_To be done_
Filter the listing and keep only the lines with the word "stress".

[Figure record listings]
•••••
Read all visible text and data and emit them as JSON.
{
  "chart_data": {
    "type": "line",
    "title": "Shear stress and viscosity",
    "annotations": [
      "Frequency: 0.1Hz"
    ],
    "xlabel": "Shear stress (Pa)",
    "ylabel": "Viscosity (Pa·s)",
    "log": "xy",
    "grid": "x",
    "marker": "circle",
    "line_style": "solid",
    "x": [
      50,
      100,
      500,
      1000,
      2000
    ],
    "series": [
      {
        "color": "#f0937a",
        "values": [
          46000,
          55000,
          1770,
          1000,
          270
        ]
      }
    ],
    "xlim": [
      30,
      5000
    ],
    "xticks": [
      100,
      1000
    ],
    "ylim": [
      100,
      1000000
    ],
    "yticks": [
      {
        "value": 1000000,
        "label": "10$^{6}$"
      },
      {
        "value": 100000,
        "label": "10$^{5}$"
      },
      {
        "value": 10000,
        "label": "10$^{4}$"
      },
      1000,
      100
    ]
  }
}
•••••
_Response_
    "title": "Shear stress and viscosity",
    "xlabel": "Shear stress (Pa)",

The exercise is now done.